⟨

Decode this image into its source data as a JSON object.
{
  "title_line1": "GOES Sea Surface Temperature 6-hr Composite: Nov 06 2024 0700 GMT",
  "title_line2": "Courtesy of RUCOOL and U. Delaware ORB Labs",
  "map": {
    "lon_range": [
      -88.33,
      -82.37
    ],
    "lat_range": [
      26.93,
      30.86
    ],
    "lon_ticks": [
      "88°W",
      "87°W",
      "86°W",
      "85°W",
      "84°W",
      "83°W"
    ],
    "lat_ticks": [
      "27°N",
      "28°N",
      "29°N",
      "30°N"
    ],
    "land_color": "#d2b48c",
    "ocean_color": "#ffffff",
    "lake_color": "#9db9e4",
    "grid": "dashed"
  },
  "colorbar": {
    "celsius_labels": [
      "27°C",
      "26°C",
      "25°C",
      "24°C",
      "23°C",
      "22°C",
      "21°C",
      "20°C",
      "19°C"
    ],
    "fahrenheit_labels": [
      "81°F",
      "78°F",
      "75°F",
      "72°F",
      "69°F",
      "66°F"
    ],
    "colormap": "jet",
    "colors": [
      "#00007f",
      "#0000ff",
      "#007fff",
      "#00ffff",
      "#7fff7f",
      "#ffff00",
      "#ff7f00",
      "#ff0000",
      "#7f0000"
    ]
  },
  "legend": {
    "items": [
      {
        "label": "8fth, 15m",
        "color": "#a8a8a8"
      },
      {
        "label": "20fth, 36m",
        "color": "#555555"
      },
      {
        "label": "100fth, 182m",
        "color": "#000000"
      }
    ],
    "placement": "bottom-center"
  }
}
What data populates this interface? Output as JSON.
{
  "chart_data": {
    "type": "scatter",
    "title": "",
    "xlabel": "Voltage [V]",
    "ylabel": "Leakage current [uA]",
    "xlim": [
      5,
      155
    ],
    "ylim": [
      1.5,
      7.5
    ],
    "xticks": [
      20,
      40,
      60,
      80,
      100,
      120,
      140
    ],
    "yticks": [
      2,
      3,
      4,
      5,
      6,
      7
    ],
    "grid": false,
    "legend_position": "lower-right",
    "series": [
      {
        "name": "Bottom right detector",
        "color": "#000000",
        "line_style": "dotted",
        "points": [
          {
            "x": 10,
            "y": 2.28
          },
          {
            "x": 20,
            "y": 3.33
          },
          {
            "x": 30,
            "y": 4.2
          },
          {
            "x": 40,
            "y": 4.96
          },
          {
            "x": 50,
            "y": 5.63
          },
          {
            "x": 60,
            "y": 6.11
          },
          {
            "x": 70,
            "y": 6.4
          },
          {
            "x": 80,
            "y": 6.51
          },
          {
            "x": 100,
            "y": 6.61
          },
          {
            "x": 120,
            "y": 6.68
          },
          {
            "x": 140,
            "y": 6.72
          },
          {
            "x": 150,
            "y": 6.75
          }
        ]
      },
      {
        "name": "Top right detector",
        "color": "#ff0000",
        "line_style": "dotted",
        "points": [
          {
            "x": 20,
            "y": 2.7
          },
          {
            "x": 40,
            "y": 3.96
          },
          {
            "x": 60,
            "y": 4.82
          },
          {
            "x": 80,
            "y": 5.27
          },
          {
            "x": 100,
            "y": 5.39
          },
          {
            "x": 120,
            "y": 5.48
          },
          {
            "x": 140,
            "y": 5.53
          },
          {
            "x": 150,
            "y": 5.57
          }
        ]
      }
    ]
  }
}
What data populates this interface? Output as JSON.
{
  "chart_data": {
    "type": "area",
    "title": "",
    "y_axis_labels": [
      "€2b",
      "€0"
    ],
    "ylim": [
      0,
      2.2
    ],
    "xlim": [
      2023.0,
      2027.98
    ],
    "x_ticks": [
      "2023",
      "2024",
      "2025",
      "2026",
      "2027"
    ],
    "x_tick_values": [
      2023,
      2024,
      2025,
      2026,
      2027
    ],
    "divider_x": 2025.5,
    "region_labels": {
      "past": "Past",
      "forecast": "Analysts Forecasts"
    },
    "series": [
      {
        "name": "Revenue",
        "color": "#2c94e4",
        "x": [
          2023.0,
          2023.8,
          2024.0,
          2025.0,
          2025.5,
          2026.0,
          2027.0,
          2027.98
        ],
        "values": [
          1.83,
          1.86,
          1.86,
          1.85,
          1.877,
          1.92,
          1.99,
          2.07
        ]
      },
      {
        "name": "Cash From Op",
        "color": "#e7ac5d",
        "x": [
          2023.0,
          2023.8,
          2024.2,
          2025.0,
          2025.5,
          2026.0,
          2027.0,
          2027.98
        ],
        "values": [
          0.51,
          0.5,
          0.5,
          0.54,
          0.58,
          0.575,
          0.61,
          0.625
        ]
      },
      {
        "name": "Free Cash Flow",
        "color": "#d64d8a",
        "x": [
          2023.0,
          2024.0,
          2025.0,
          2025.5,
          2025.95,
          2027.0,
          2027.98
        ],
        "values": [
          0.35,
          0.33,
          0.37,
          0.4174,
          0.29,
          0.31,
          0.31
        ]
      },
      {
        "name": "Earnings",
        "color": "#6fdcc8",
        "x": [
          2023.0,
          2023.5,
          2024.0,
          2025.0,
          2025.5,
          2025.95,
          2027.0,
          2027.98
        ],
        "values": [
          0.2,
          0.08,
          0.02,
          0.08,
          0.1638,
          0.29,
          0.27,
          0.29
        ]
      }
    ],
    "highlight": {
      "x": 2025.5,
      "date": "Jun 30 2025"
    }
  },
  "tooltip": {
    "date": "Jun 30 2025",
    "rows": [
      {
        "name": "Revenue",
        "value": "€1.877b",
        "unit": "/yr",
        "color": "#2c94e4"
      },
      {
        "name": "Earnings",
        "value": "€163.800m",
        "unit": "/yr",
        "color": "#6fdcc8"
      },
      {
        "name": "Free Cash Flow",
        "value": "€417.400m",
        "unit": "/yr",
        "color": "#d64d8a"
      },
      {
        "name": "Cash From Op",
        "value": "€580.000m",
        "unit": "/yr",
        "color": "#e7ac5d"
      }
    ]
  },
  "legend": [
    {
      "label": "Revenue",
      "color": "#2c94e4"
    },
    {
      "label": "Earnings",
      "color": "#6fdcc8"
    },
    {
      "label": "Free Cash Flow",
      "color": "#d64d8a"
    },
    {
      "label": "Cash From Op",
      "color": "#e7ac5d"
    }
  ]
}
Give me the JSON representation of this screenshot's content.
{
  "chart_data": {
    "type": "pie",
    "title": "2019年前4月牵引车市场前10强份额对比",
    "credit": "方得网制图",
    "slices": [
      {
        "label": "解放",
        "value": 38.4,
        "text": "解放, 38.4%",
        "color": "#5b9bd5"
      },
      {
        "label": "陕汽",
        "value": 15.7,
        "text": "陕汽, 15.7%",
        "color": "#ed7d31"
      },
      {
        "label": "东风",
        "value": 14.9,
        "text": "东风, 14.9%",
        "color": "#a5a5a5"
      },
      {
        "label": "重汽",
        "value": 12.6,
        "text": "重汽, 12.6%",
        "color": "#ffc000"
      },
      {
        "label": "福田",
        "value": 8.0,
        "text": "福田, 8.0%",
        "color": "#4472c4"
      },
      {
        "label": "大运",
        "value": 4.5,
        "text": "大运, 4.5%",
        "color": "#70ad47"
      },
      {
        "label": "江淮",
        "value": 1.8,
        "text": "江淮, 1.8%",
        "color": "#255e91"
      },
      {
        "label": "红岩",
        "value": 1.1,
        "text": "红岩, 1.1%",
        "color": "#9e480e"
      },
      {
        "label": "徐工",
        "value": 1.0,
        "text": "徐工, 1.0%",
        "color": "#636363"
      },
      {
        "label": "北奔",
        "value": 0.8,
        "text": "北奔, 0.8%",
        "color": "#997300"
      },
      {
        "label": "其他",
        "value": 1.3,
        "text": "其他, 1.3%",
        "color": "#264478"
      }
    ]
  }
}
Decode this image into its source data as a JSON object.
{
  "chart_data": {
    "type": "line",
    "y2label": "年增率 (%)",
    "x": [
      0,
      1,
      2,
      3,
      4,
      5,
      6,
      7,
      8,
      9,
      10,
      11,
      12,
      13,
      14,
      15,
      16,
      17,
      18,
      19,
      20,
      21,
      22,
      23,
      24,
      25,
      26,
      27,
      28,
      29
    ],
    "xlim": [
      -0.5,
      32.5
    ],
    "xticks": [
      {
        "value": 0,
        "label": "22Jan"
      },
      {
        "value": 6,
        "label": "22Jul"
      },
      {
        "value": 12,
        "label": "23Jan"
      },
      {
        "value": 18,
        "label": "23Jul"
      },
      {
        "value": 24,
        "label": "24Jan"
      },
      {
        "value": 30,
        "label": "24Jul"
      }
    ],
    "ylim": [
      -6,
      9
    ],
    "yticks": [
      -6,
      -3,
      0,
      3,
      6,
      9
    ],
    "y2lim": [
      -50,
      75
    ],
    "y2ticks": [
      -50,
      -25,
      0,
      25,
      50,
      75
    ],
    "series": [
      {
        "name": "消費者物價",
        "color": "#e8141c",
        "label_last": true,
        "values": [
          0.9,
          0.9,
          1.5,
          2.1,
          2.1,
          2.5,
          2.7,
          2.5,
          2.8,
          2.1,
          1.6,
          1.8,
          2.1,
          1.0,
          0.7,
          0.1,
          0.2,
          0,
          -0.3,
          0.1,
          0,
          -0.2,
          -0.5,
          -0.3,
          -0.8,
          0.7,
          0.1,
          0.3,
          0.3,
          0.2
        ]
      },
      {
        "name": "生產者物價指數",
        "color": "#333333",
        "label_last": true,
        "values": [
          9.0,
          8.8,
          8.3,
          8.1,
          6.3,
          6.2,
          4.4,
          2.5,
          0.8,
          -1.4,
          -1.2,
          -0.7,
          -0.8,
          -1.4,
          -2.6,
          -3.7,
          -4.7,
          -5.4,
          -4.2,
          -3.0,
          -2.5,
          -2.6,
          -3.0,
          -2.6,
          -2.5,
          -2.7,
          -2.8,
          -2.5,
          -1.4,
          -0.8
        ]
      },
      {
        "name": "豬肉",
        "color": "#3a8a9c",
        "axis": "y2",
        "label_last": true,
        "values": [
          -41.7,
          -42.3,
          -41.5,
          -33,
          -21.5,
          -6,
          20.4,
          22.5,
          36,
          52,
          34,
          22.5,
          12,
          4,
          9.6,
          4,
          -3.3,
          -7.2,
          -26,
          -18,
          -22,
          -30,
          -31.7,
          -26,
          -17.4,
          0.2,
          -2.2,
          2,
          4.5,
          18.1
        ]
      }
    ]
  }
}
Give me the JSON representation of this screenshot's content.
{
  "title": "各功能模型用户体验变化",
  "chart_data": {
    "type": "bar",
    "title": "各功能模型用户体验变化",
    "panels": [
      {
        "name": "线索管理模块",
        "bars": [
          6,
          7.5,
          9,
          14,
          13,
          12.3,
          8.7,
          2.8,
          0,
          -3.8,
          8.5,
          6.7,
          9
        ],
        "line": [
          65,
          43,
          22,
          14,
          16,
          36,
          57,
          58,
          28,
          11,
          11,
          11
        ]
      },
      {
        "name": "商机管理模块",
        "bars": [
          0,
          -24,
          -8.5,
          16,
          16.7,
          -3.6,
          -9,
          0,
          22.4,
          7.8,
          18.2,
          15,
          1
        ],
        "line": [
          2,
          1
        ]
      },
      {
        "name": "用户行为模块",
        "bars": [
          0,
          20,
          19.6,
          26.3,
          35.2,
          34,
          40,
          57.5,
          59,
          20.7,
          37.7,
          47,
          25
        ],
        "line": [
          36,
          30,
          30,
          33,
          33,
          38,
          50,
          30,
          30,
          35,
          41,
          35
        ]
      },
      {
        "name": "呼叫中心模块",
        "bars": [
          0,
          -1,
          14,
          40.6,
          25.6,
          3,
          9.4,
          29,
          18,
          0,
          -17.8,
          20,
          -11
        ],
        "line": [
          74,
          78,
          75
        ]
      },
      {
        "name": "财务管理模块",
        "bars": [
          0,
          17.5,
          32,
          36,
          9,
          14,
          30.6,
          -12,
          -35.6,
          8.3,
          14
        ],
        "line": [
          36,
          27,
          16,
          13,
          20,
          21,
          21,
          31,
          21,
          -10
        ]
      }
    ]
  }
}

⟩

#### What the task asks
Reply with only the number of lines in the material above where the string "right" appears.

#### Response to the exercise
3